## Challenges
a – Answer the following about the forum thread on Time Warner Cable support, giving each answer on its own line with the matching mark:
(i) Which company does HalfEatenPie say they had a terrible experience with?
(ii) According to qps, for what type of customer service is foreign staffing especially common?
(iii) Of the three people drmike interacted with, how many does he call acceptable?
b – Set down, word for word, everything in the forum thread on Time Warner Cable support from "This morning, TWC" down to "hard to understand.".

## Given passage

»»

# Time Warner Cable Support Outsourced to Foreign Countries?



## drmike (Mar 4, 2015)

I had the unfortunate experience of having to deal with Time Warner Cable and their customer support over the past month.

I am noticing a pattern in their operations.

My first interaction was with a support person who clearly was Chinese and his English was mighty hard to decipher.

Yesterday,  I had the unfortunate experience of needing to contact this shit company again.  This time, a native Spanish speaker.  Their English was acceptable at best.  Lots of repeat that please and restates of what the person was saying.

This morning, TWC called me.   This time an Indian support person who sounded like they never made the trip across the ocean.  Worst accent spoke at 120 MPH pretending to be English in spots.   I've worked with many people from India, never were they this hard to understand.

3-for-3 with Time Warner Cable and support sounding clearly non American.  Not just non American, but damn near impossible to understand.  Pisses me off since TWC has monopoly status, serves whole of America, most of which cannot understand these folks if they tried.  Heck, I am wondering if their support desks are even in the United States at this point.

Anyone else have a similar experience with TWC? I now fully understand why customers have nothing good to say about Time Warner.


----------



## HalfEatenPie (Mar 4, 2015)

Not TWC but I've had terrible experience with Comcast.

Unfortunately it's not related to hiring foreigners for call support.  So I can't really comment here.


----------



## qps (Mar 4, 2015)

A lot of big company customer service is in foreign countries, especially for the front line "level 1" type customer service, outside of normal US business hours, or for overflow when the US call centers are busy.  Even companies previously known for higher levels of customer service are doing it now.


----------



## drmike (Mar 4, 2015)

qps said:


> A lot of big company customer service is in foreign countries, especially for the front line "level 1" type customer service, outside of normal US business hours, or for overflow when the US call centers are busy.  Even companies previously known for higher levels of customer service are doing it now.


What a hideous practice.   Of the three people I interacted with, just one was acceptable and perhaps decipherable.  These were long calls made longer by such.   Shame cause I am fairly alright interpreting and decoding what people are saying.   I can't imagine the public at large dealing with this folks.

««

Records taken from a collection:
»»

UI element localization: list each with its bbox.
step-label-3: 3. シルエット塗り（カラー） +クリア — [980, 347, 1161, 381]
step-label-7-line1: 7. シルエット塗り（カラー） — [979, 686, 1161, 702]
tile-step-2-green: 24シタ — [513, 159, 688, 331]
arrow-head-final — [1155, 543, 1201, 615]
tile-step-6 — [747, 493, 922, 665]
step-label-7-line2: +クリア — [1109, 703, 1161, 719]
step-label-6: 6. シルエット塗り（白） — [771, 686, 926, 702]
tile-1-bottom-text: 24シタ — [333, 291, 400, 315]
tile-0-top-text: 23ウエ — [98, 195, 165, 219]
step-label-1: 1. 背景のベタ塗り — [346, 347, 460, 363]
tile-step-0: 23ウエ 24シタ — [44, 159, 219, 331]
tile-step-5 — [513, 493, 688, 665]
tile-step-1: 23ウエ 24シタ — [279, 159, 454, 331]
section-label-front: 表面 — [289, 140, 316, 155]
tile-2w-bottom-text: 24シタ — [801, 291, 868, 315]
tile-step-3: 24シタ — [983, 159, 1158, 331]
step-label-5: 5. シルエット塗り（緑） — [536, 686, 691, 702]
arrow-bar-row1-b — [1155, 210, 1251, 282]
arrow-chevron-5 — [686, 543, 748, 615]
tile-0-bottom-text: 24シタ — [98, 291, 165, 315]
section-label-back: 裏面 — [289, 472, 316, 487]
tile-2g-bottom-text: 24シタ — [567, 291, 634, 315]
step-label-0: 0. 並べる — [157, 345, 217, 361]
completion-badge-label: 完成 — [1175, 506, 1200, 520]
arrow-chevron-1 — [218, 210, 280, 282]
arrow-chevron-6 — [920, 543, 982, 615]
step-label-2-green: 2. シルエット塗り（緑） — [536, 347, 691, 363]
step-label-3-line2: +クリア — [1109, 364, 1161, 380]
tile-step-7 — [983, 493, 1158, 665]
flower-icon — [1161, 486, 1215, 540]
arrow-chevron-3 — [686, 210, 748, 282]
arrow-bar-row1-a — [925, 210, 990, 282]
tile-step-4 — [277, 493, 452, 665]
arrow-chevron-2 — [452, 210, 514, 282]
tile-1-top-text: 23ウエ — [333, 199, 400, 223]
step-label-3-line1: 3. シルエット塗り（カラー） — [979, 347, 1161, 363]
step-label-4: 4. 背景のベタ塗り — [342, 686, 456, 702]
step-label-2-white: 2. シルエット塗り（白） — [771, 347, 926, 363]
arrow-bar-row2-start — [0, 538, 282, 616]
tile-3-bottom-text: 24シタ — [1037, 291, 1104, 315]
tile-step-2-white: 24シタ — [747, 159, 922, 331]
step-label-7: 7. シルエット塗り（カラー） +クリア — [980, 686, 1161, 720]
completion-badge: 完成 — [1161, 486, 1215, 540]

««

## Completed exercise
a –
(i) Comcast
(ii) Front line "level 1" type customer service
(iii) One

b –
This morning, TWC called me.   This time an Indian support person who sounded like they never made the trip across the ocean.  Worst accent spoke at 120 MPH pretending to be English in spots.   I've worked with many people from India, never were they this hard to understand.